Your goal:
Go through the entries one line at a time, and gather every line that has the word "What".

** START OF Stored rows **

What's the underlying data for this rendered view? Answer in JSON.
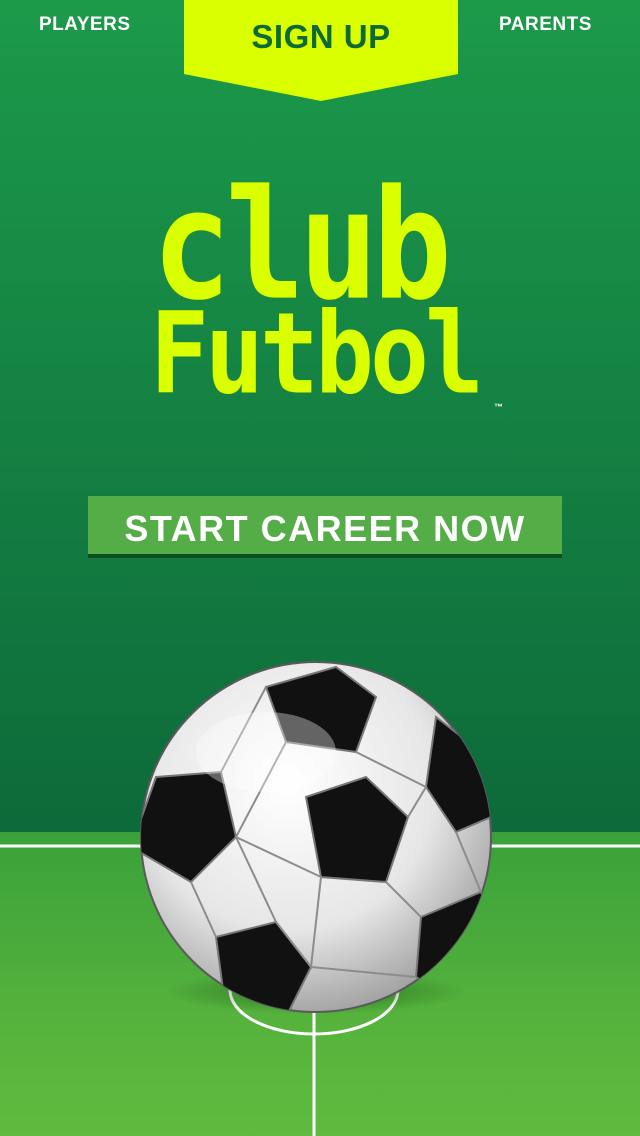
{
  "nav": {
    "players_label": "PLAYERS",
    "parents_label": "PARENTS",
    "signup_label": "SIGN UP"
  },
  "logo": {
    "line1": "club",
    "line2": "Futbol",
    "trademark": "™"
  },
  "cta": {
    "label": "START CAREER NOW"
  },
  "colors": {
    "accent_yellow": "#d9ff00",
    "dark_green": "#0e6a35",
    "button_green": "#54ad47",
    "field_green": "#4fad3c"
  },
  "icons": {
    "ball": "soccer-ball-icon"
  }
}
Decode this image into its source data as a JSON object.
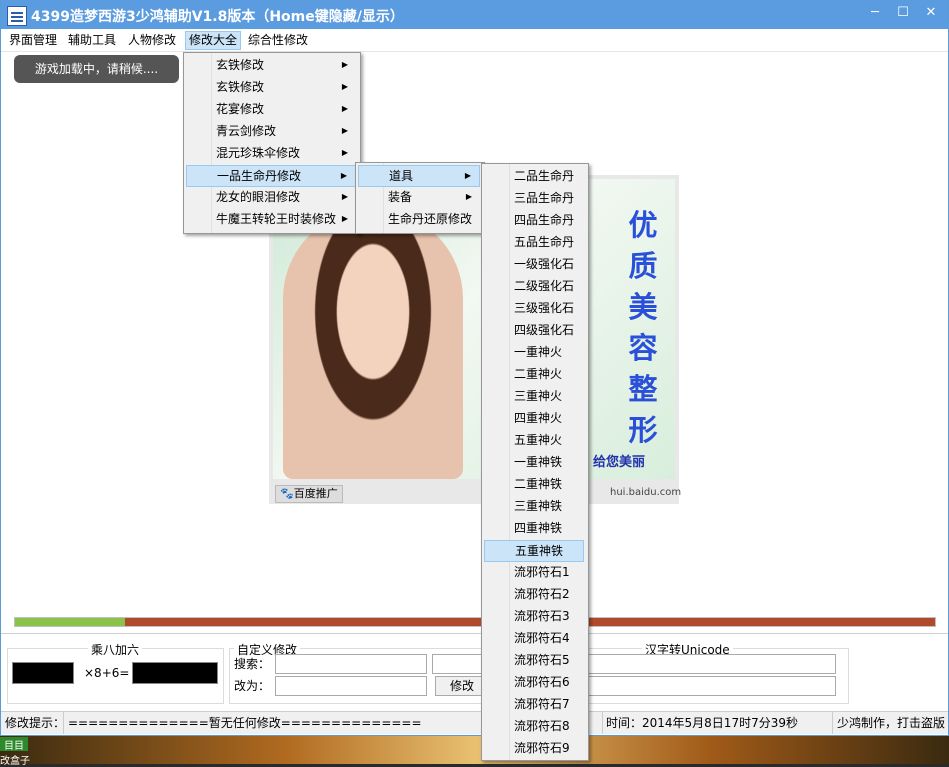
{
  "window": {
    "title": "4399造梦西游3少鸿辅助V1.8版本（Home键隐藏/显示）"
  },
  "menubar": [
    "界面管理",
    "辅助工具",
    "人物修改",
    "修改大全",
    "综合性修改"
  ],
  "loading_text": "游戏加载中，请稍候....",
  "ad": {
    "slogan": [
      "优",
      "质",
      "美",
      "容",
      "整",
      "形"
    ],
    "tagline": "给您美丽",
    "brand": "百度推广",
    "url": "hui.baidu.com"
  },
  "menu_level1": [
    "玄铁修改",
    "玄铁修改",
    "花宴修改",
    "青云剑修改",
    "混元珍珠伞修改",
    "一品生命丹修改",
    "龙女的眼泪修改",
    "牛魔王转轮王时装修改"
  ],
  "menu_level2": [
    "道具",
    "装备",
    "生命丹还原修改"
  ],
  "menu_level3": [
    "二品生命丹",
    "三品生命丹",
    "四品生命丹",
    "五品生命丹",
    "一级强化石",
    "二级强化石",
    "三级强化石",
    "四级强化石",
    "一重神火",
    "二重神火",
    "三重神火",
    "四重神火",
    "五重神火",
    "一重神铁",
    "二重神铁",
    "三重神铁",
    "四重神铁",
    "五重神铁",
    "流邪符石1",
    "流邪符石2",
    "流邪符石3",
    "流邪符石4",
    "流邪符石5",
    "流邪符石6",
    "流邪符石7",
    "流邪符石8",
    "流邪符石9"
  ],
  "progress": {
    "fraction": 0.12
  },
  "bottom": {
    "calc_title": "乘八加六",
    "calc_op": "×8+6=",
    "custom_title": "自定义修改",
    "search_label": "搜索：",
    "change_label": "改为：",
    "modify_button": "修改",
    "unicode_title": "汉字转Unicode"
  },
  "status": {
    "hint": "修改提示：",
    "message": "==============暂无任何修改==============",
    "time": "时间：2014年5月8日17时7分39秒",
    "author": "少鸿制作，打击盗版"
  },
  "desktop": {
    "icon_text": "目目",
    "label": "改盒子"
  },
  "colors": {
    "title_bar": "#5b9be0",
    "highlight": "#cce4f7",
    "progress_fill": "#8bc34a",
    "progress_rest": "#b04a2a",
    "slogan": "#2a4fd8"
  }
}
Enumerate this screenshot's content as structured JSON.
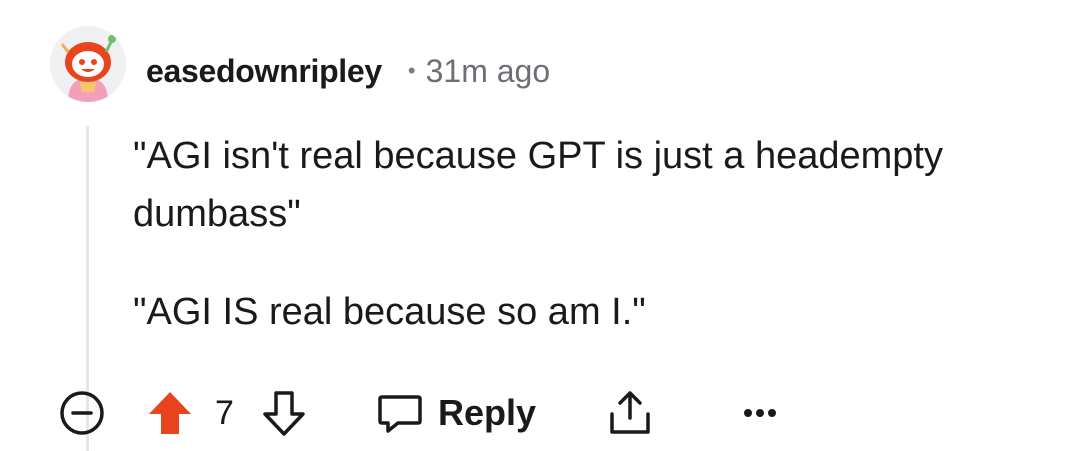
{
  "comment": {
    "username": "easedownripley",
    "separator": "•",
    "time": "31m ago",
    "paragraphs": [
      "\"AGI isn't real because GPT is just a headempty dumbass\"",
      "\"AGI IS real because so am I.\""
    ]
  },
  "actions": {
    "score": "7",
    "reply_label": "Reply",
    "collapse_icon": "minus-circle-icon",
    "upvote_icon": "arrow-up-filled-icon",
    "downvote_icon": "arrow-down-outline-icon",
    "reply_icon": "speech-bubble-icon",
    "share_icon": "share-upload-icon",
    "more_icon": "more-horizontal-icon"
  },
  "colors": {
    "upvote": "#e8451e",
    "text": "#1a1a1b",
    "muted": "#6c6f73",
    "thread_line": "#e4e6e8"
  }
}
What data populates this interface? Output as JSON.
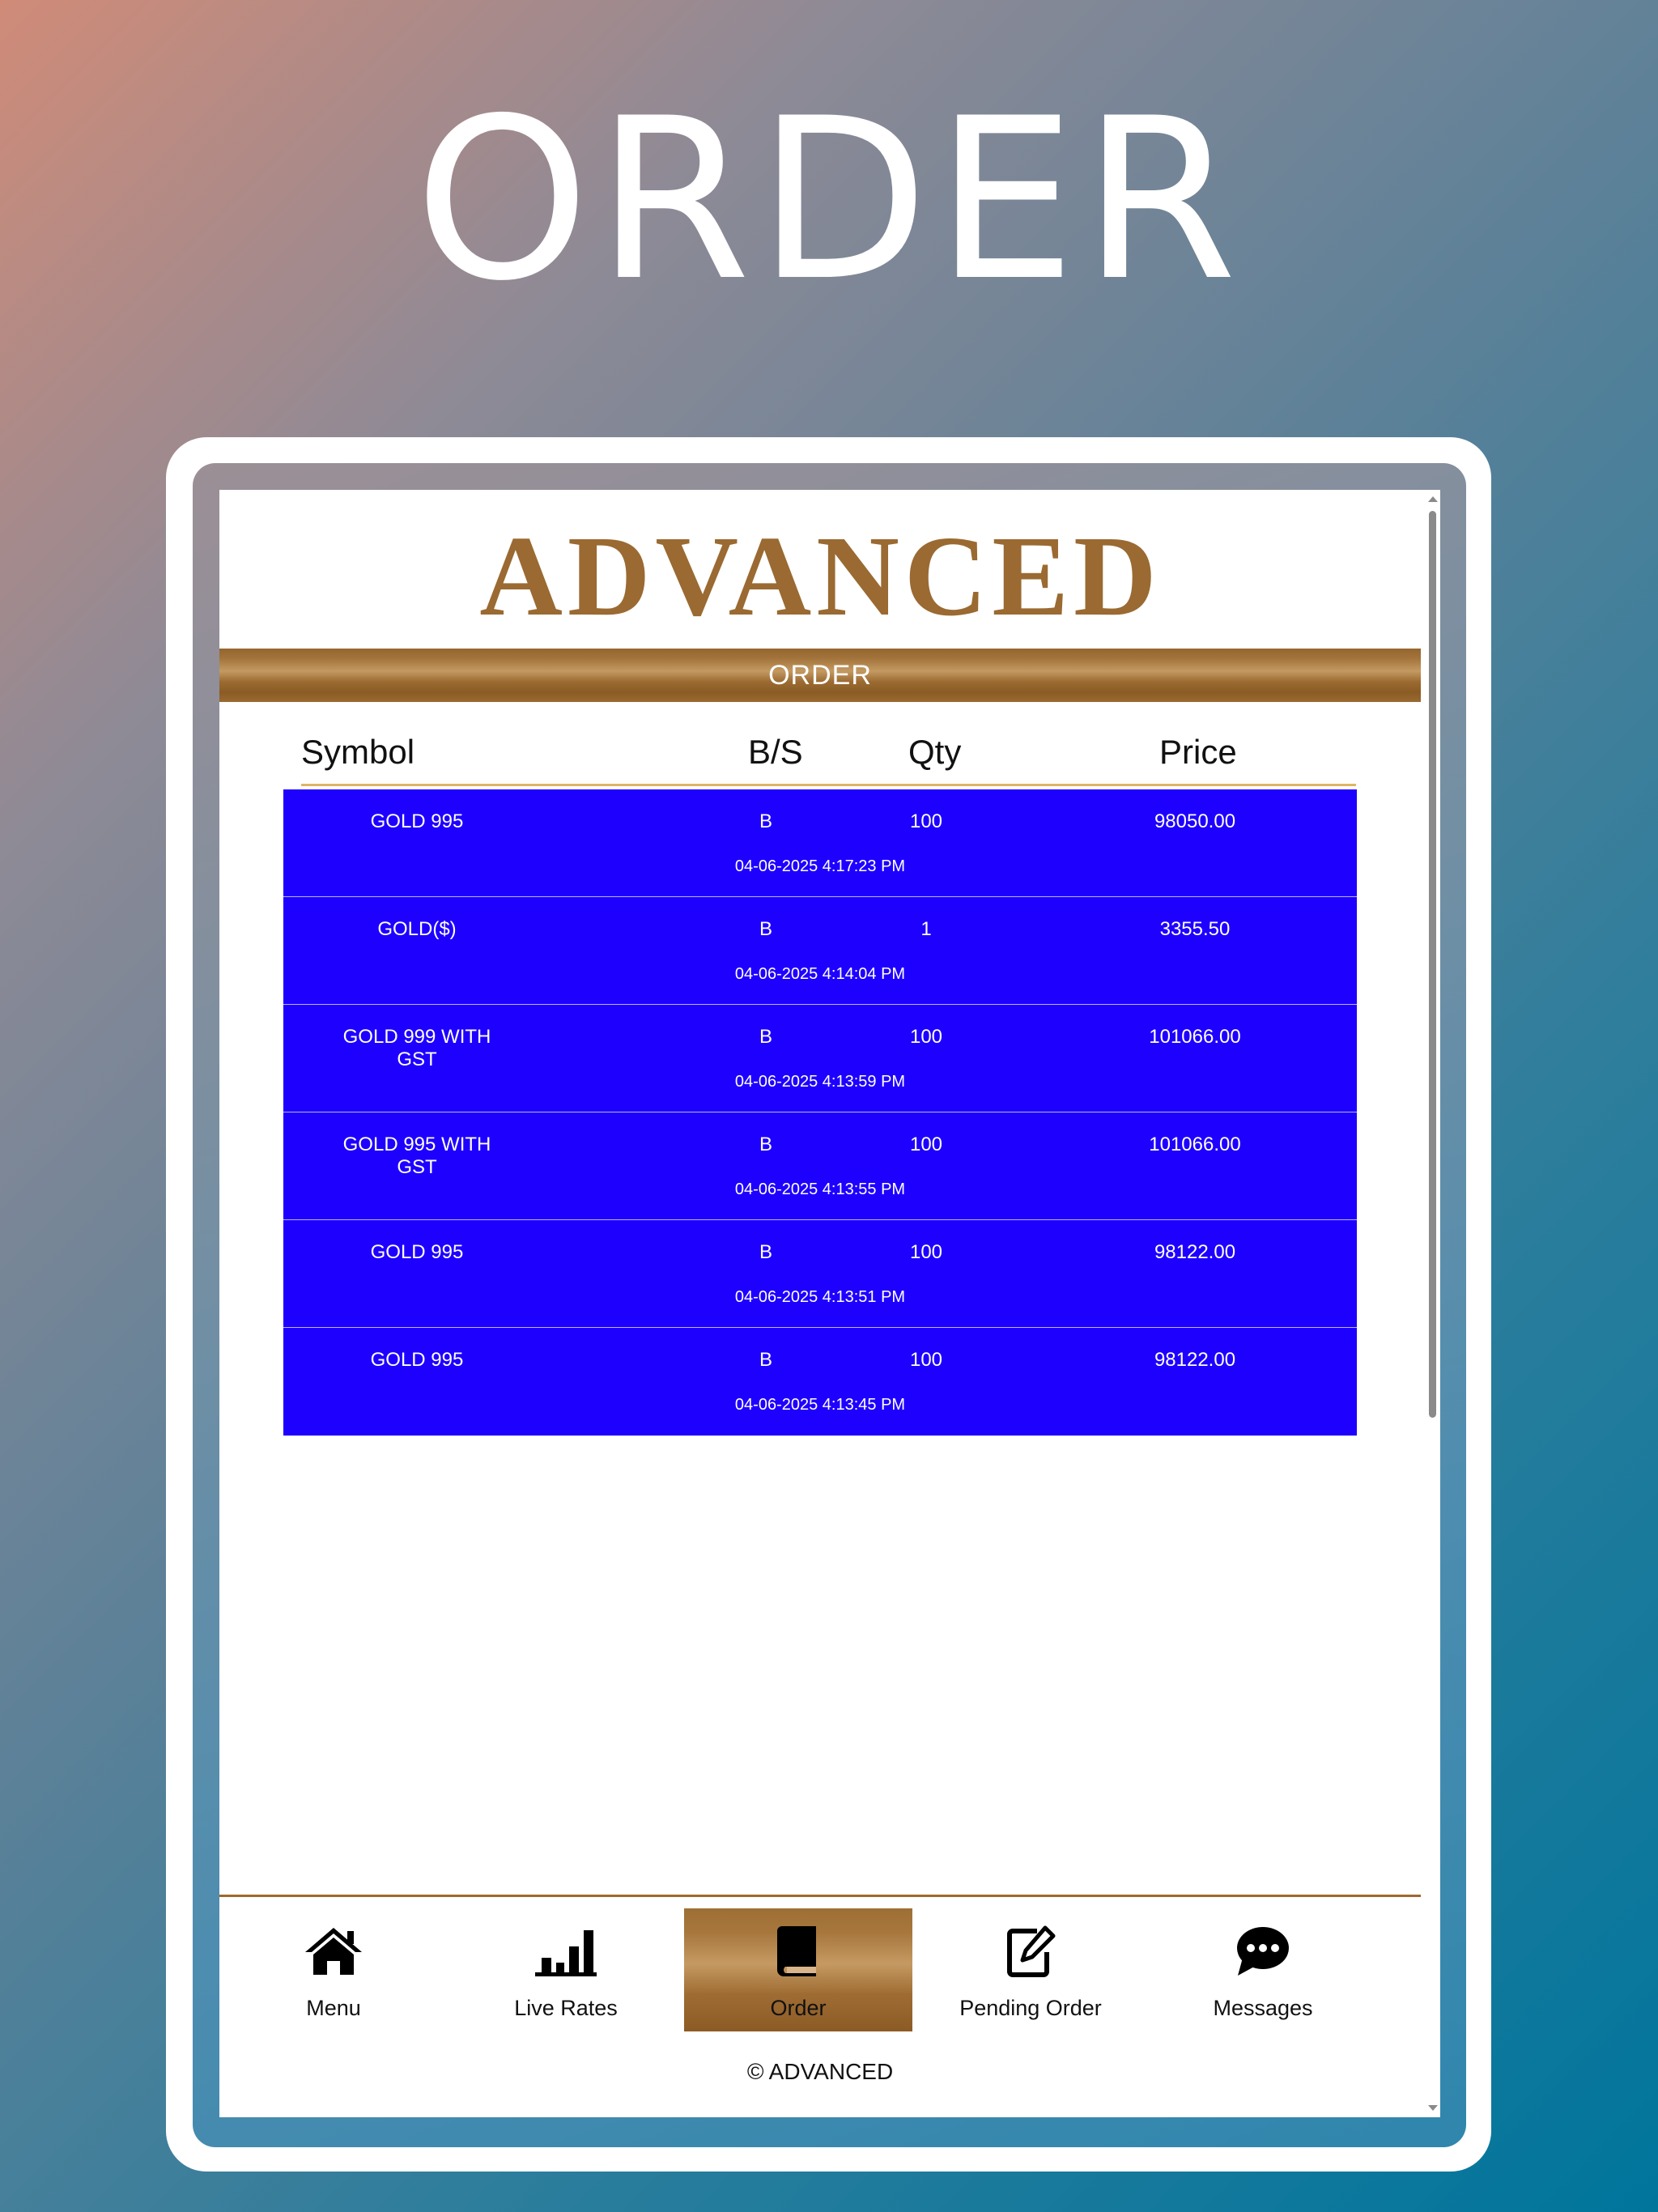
{
  "promo": {
    "title": "ORDER"
  },
  "app": {
    "logo_text": "ADVANCED",
    "section_title": "ORDER",
    "colors": {
      "brand_gold": "#9a6a32",
      "row_blue": "#1e00ff",
      "header_rule": "#e0b463"
    }
  },
  "table": {
    "headers": {
      "symbol": "Symbol",
      "side": "B/S",
      "qty": "Qty",
      "price": "Price"
    },
    "rows": [
      {
        "symbol": "GOLD 995",
        "side": "B",
        "qty": "100",
        "price": "98050.00",
        "time": "04-06-2025 4:17:23 PM"
      },
      {
        "symbol": "GOLD($)",
        "side": "B",
        "qty": "1",
        "price": "3355.50",
        "time": "04-06-2025 4:14:04 PM"
      },
      {
        "symbol": "GOLD 999 WITH GST",
        "side": "B",
        "qty": "100",
        "price": "101066.00",
        "time": "04-06-2025 4:13:59 PM"
      },
      {
        "symbol": "GOLD 995 WITH GST",
        "side": "B",
        "qty": "100",
        "price": "101066.00",
        "time": "04-06-2025 4:13:55 PM"
      },
      {
        "symbol": "GOLD 995",
        "side": "B",
        "qty": "100",
        "price": "98122.00",
        "time": "04-06-2025 4:13:51 PM"
      },
      {
        "symbol": "GOLD 995",
        "side": "B",
        "qty": "100",
        "price": "98122.00",
        "time": "04-06-2025 4:13:45 PM"
      }
    ]
  },
  "nav": {
    "items": [
      {
        "label": "Menu",
        "icon": "home-icon"
      },
      {
        "label": "Live Rates",
        "icon": "bar-chart-icon"
      },
      {
        "label": "Order",
        "icon": "book-icon",
        "active": true
      },
      {
        "label": "Pending Order",
        "icon": "edit-icon"
      },
      {
        "label": "Messages",
        "icon": "chat-bubble-icon"
      }
    ]
  },
  "footer": {
    "text": "© ADVANCED"
  }
}
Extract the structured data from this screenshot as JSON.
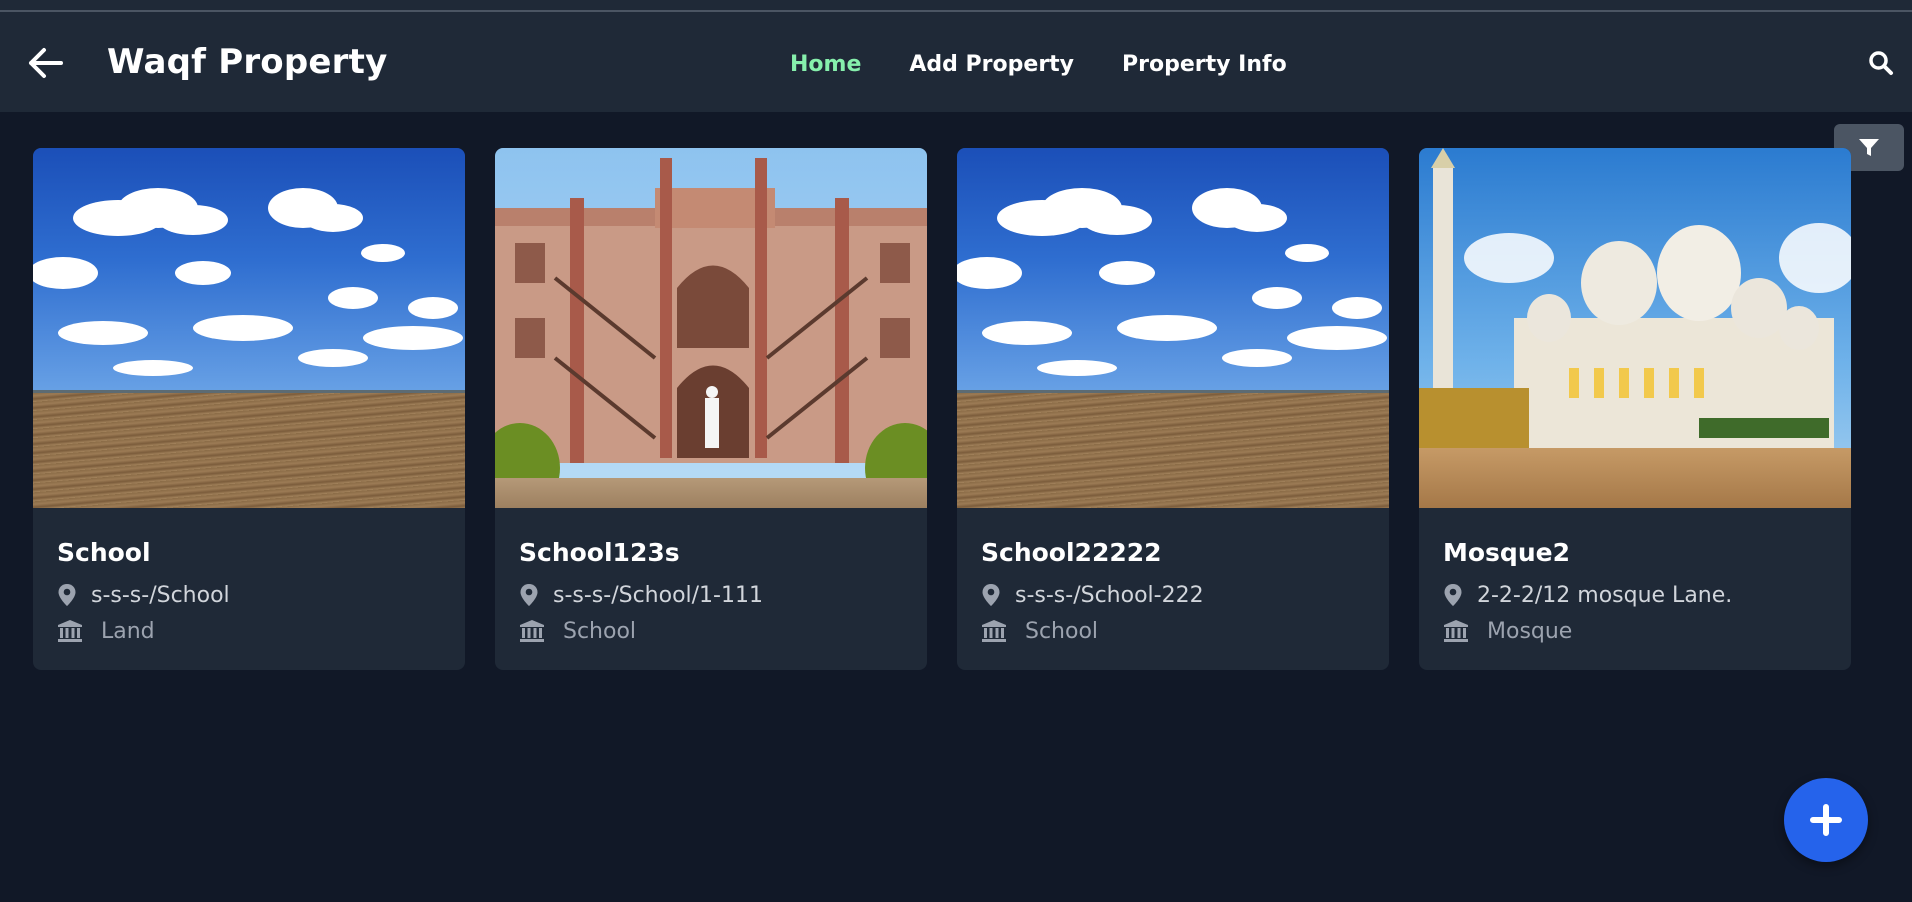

** END OF Stored rows **

The output:
What's the underlying data for this rendered view? Answer in JSON.
What data populates this interface? Output as JSON.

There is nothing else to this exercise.